Aim | Using the listing below, extract each line that has the word "this" in it.

Stored rows |
# # # # #

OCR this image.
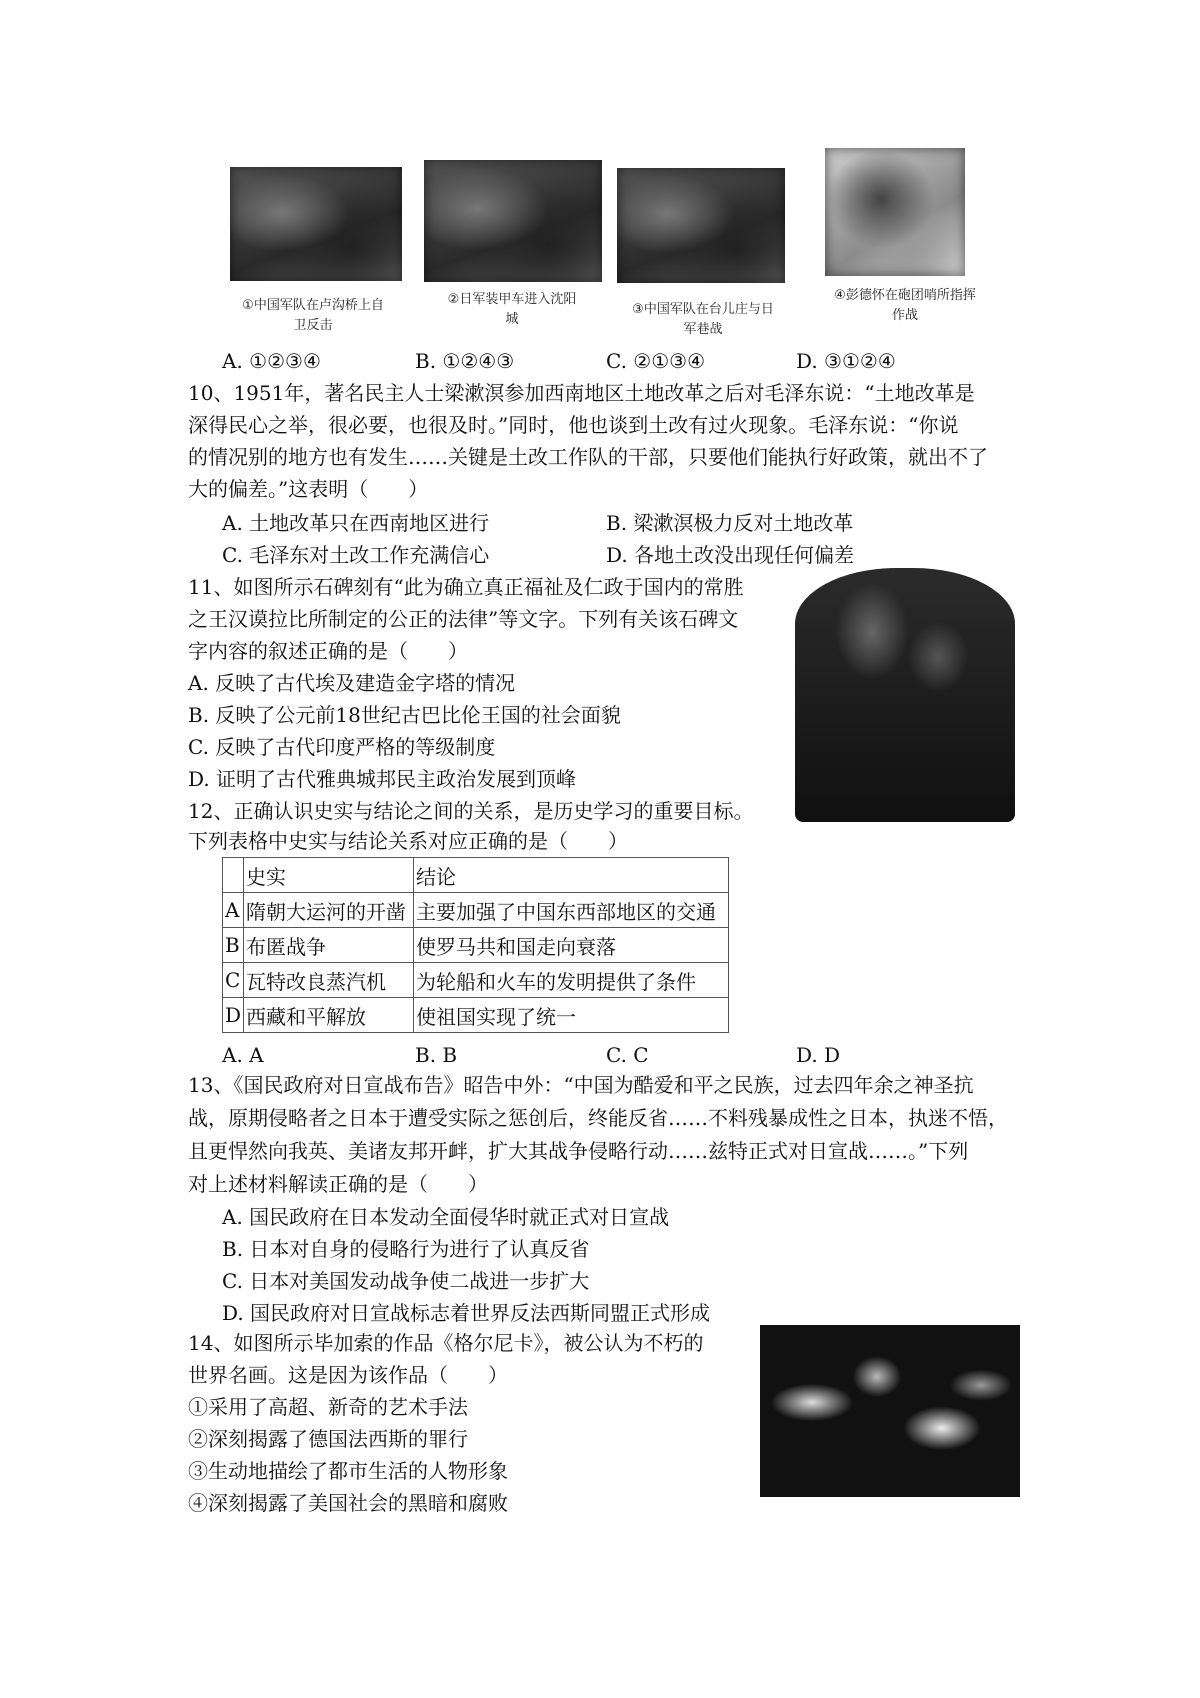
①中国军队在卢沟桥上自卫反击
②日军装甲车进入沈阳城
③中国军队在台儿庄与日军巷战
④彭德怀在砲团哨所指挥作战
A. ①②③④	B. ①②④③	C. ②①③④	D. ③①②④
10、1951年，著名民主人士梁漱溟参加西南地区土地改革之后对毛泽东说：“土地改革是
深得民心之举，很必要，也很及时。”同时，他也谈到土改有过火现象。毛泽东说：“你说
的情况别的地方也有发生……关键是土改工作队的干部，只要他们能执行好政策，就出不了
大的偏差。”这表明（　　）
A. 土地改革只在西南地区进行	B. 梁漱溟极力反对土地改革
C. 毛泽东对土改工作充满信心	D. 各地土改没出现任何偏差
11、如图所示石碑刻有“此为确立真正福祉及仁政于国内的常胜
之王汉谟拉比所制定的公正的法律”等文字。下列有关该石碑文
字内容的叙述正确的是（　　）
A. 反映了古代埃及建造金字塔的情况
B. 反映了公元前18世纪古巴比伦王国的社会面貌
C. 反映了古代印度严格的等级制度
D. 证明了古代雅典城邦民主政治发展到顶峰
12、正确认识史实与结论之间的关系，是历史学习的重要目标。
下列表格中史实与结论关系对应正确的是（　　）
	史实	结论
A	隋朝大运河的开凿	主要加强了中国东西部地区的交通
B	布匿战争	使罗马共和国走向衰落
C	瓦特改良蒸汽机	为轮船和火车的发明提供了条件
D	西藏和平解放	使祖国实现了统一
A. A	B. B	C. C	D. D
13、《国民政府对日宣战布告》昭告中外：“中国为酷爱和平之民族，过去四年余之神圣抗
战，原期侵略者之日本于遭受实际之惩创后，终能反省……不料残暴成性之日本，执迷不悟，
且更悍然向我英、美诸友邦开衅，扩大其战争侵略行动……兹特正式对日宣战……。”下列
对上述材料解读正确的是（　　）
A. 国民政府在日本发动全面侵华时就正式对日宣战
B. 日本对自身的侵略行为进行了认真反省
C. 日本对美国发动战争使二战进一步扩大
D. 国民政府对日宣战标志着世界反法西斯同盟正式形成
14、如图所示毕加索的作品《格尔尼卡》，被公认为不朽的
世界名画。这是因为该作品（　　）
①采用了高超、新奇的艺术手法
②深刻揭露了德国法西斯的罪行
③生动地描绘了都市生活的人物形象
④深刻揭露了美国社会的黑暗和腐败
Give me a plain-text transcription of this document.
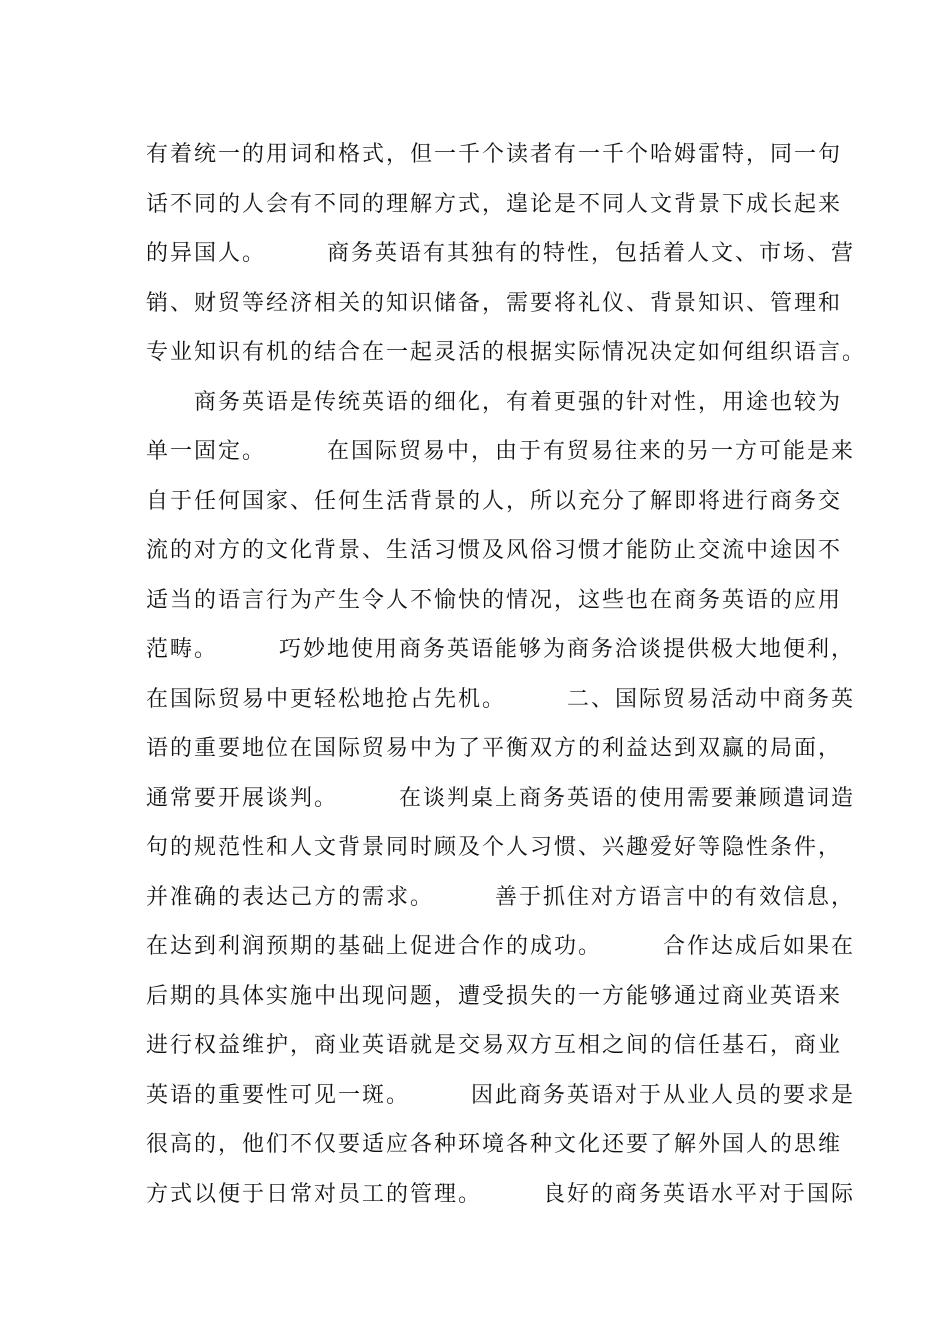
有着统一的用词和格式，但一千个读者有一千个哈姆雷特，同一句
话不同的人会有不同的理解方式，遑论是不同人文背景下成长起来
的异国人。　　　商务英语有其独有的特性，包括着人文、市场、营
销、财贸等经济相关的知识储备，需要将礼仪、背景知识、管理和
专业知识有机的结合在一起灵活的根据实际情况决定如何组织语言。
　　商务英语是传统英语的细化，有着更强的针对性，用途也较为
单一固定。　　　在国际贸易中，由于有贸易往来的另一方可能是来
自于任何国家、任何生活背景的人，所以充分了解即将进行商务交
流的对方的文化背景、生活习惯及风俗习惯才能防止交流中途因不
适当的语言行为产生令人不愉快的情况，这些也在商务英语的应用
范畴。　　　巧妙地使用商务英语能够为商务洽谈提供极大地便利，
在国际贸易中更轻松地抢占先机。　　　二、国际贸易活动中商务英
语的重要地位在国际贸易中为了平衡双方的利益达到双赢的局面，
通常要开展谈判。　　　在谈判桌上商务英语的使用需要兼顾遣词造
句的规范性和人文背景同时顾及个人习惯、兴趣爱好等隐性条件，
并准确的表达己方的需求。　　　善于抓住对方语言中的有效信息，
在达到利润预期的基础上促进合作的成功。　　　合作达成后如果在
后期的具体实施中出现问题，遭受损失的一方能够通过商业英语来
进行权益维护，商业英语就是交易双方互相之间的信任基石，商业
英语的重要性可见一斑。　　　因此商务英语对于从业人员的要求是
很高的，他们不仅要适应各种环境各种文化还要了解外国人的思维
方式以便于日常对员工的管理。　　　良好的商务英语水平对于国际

# # # # #

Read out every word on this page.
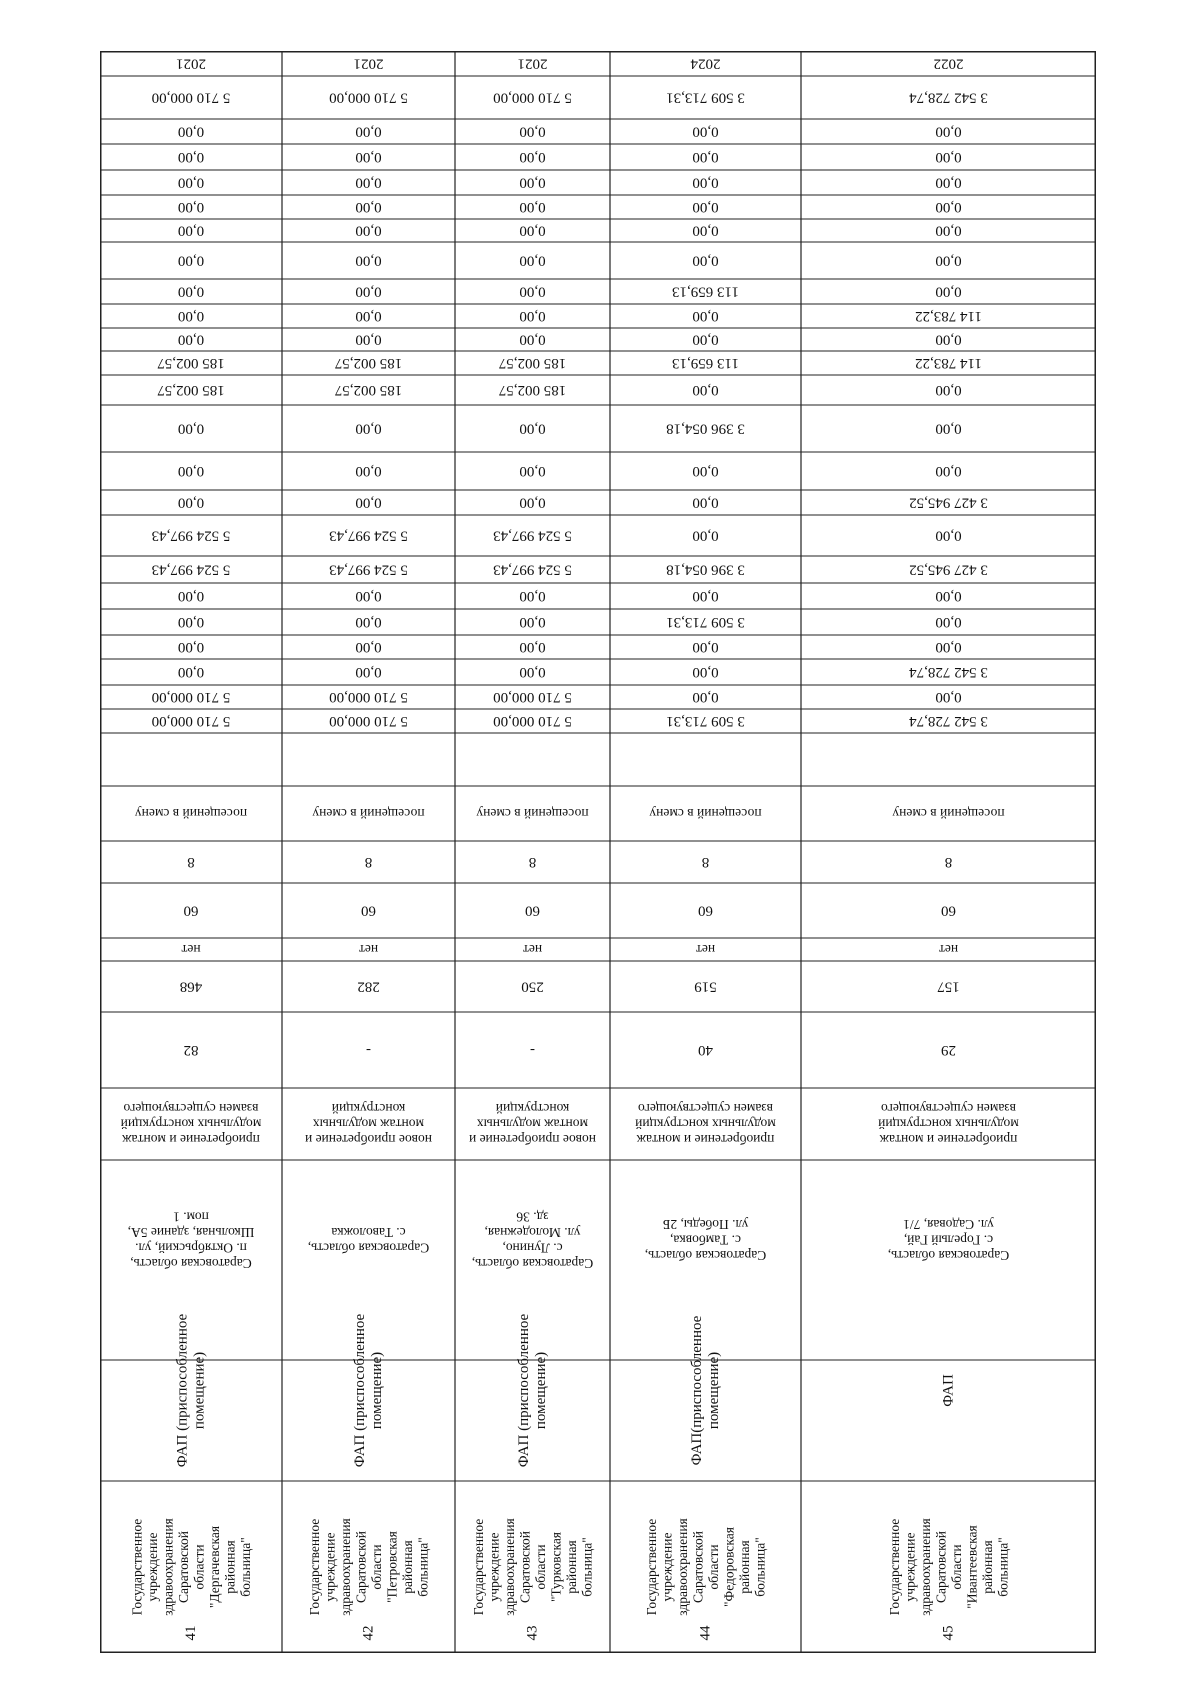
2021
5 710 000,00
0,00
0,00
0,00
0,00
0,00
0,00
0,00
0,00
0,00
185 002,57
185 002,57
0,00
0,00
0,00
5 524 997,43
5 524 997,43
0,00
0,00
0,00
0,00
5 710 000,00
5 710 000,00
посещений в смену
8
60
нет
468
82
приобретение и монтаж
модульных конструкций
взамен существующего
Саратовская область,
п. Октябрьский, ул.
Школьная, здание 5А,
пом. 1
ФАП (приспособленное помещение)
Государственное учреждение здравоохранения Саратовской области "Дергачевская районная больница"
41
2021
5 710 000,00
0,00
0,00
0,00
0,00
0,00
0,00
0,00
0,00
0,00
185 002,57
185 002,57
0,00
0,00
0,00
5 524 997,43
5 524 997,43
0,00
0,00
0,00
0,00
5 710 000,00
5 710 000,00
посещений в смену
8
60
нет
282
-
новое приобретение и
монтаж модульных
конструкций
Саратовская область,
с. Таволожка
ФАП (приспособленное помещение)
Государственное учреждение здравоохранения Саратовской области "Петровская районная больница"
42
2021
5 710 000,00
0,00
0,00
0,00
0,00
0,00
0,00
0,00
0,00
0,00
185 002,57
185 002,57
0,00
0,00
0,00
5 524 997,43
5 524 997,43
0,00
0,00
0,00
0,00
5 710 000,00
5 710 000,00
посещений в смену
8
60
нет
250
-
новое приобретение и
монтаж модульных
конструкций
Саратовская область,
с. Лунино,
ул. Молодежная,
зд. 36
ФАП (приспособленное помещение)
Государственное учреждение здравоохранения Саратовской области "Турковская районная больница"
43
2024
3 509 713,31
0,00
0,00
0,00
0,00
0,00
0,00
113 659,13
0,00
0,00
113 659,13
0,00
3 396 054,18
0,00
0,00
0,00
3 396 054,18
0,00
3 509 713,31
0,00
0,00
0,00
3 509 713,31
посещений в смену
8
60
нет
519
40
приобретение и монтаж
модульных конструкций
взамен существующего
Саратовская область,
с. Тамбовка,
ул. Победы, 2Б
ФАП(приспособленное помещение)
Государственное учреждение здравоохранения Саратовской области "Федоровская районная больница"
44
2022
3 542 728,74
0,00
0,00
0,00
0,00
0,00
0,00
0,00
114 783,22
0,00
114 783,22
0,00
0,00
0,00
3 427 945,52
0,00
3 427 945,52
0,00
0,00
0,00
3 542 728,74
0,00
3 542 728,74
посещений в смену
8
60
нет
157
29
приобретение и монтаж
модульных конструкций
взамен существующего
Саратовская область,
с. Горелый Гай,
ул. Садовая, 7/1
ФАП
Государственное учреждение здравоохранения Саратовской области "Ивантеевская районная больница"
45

# # # # #

Response to the task |
OCR this image.
Give me a plain-text transcription of this document.
Read out every word on this page.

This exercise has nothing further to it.